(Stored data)
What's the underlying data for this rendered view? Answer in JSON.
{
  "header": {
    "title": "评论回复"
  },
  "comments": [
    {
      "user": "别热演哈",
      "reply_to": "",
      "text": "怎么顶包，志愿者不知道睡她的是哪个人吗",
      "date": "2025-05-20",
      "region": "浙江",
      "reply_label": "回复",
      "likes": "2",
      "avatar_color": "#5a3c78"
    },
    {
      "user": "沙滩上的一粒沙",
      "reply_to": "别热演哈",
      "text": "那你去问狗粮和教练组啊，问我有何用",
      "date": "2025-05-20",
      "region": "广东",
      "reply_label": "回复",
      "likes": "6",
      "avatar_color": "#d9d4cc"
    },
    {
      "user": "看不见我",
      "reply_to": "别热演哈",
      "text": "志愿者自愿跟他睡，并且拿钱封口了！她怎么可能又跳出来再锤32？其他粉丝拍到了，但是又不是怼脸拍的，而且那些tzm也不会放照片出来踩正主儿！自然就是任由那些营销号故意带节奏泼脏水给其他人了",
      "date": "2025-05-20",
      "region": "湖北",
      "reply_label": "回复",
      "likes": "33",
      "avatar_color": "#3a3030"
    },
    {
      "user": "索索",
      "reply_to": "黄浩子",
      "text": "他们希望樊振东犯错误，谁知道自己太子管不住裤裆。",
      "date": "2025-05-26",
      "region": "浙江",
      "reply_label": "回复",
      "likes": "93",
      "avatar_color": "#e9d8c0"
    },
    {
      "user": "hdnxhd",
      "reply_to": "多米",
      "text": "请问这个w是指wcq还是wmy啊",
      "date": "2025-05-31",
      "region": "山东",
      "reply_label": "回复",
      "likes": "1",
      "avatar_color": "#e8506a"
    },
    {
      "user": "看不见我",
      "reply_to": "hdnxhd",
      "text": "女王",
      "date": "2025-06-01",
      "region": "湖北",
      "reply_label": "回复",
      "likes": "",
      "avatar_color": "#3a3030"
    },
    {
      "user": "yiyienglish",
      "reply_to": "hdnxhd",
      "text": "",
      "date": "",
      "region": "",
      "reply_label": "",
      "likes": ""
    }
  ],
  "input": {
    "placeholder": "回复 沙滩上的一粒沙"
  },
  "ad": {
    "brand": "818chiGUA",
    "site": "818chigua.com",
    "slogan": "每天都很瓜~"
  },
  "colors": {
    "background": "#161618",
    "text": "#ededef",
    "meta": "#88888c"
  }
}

• _Given instruction_: Reproduce the entire listing word for word.

• _Output for this exercise_:
What's the underlying data for this rendered view? Answer in JSON.
{
  "header": {
    "title": "评论回复"
  },
  "comments": [
    {
      "user": "别热演哈",
      "reply_to": "",
      "text": "怎么顶包，志愿者不知道睡她的是哪个人吗",
      "date": "2025-05-20",
      "region": "浙江",
      "reply_label": "回复",
      "likes": "2",
      "avatar_color": "#5a3c78"
    },
    {
      "user": "沙滩上的一粒沙",
      "reply_to": "别热演哈",
      "text": "那你去问狗粮和教练组啊，问我有何用",
      "date": "2025-05-20",
      "region": "广东",
      "reply_label": "回复",
      "likes": "6",
      "avatar_color": "#d9d4cc"
    },
    {
      "user": "看不见我",
      "reply_to": "别热演哈",
      "text": "志愿者自愿跟他睡，并且拿钱封口了！她怎么可能又跳出来再锤32？其他粉丝拍到了，但是又不是怼脸拍的，而且那些tzm也不会放照片出来踩正主儿！自然就是任由那些营销号故意带节奏泼脏水给其他人了",
      "date": "2025-05-20",
      "region": "湖北",
      "reply_label": "回复",
      "likes": "33",
      "avatar_color": "#3a3030"
    },
    {
      "user": "索索",
      "reply_to": "黄浩子",
      "text": "他们希望樊振东犯错误，谁知道自己太子管不住裤裆。",
      "date": "2025-05-26",
      "region": "浙江",
      "reply_label": "回复",
      "likes": "93",
      "avatar_color": "#e9d8c0"
    },
    {
      "user": "hdnxhd",
      "reply_to": "多米",
      "text": "请问这个w是指wcq还是wmy啊",
      "date": "2025-05-31",
      "region": "山东",
      "reply_label": "回复",
      "likes": "1",
      "avatar_color": "#e8506a"
    },
    {
      "user": "看不见我",
      "reply_to": "hdnxhd",
      "text": "女王",
      "date": "2025-06-01",
      "region": "湖北",
      "reply_label": "回复",
      "likes": "",
      "avatar_color": "#3a3030"
    },
    {
      "user": "yiyienglish",
      "reply_to": "hdnxhd",
      "text": "",
      "date": "",
      "region": "",
      "reply_label": "",
      "likes": ""
    }
  ],
  "input": {
    "placeholder": "回复 沙滩上的一粒沙"
  },
  "ad": {
    "brand": "818chiGUA",
    "site": "818chigua.com",
    "slogan": "每天都很瓜~"
  },
  "colors": {
    "background": "#161618",
    "text": "#ededef",
    "meta": "#88888c"
  }
}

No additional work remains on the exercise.